### RAW DATA ###
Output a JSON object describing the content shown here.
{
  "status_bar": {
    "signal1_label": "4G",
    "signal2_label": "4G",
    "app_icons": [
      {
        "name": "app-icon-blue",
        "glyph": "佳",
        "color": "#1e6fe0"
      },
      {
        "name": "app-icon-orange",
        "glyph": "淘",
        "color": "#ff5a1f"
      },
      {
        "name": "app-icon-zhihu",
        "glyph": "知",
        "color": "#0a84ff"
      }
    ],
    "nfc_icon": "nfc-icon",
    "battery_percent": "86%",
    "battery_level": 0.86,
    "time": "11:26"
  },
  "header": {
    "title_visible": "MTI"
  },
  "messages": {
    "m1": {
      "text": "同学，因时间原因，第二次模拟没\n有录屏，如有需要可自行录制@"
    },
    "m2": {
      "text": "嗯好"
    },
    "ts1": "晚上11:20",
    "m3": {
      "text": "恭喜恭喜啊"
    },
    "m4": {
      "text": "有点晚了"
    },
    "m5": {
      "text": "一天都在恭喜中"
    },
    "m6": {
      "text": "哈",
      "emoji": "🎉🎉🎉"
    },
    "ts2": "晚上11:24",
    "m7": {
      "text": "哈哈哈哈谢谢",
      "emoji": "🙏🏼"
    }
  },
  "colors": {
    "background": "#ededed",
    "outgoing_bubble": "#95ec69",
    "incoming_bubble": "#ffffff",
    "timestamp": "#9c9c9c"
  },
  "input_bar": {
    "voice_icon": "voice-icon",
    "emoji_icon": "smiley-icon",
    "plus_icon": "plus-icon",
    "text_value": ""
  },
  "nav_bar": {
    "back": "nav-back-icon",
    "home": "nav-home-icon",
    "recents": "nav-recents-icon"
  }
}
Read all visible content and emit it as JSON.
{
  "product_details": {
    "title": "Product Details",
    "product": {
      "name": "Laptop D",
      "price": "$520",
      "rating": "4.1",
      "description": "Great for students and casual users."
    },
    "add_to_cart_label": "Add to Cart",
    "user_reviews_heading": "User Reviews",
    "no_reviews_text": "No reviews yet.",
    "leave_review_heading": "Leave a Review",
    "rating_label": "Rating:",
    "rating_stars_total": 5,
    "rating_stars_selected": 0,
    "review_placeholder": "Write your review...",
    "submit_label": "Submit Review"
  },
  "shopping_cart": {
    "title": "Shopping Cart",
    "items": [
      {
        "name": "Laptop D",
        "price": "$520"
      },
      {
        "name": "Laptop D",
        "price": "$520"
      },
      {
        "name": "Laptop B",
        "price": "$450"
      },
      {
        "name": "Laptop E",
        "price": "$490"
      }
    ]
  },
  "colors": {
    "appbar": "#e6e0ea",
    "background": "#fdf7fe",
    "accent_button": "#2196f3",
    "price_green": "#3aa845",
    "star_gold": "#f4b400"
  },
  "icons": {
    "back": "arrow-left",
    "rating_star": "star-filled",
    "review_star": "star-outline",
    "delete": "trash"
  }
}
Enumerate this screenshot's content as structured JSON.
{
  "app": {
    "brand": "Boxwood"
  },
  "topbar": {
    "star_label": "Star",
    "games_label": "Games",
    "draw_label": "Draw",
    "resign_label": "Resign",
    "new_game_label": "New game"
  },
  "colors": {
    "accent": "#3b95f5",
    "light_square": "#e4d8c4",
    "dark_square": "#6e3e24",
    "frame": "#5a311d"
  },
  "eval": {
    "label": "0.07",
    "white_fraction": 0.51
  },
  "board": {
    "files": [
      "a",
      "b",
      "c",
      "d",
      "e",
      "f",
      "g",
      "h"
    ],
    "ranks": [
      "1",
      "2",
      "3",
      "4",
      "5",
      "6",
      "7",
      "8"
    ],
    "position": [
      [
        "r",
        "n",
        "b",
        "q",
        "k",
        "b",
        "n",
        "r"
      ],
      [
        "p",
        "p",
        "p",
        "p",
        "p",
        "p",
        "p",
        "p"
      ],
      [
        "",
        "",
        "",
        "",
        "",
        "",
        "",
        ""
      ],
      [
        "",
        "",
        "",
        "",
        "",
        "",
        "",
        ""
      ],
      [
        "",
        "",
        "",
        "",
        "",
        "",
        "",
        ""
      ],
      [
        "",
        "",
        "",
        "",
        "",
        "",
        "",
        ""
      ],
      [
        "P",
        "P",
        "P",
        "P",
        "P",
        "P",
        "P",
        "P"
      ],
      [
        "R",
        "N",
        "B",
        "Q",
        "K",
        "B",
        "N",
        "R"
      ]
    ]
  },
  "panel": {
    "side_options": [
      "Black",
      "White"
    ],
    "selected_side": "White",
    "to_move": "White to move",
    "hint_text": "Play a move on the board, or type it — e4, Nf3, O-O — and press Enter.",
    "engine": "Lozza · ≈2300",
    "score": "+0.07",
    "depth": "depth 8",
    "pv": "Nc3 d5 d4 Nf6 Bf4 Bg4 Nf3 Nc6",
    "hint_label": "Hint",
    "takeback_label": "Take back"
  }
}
###
## REQUIRED WORK:
Where a line of the records above holds the word "content", copy that line.

## EXERCISE OUTPUT:
Output a JSON object describing the content shown here.
Read all visible content and emit it as JSON.
Enumerate this screenshot's content as structured JSON.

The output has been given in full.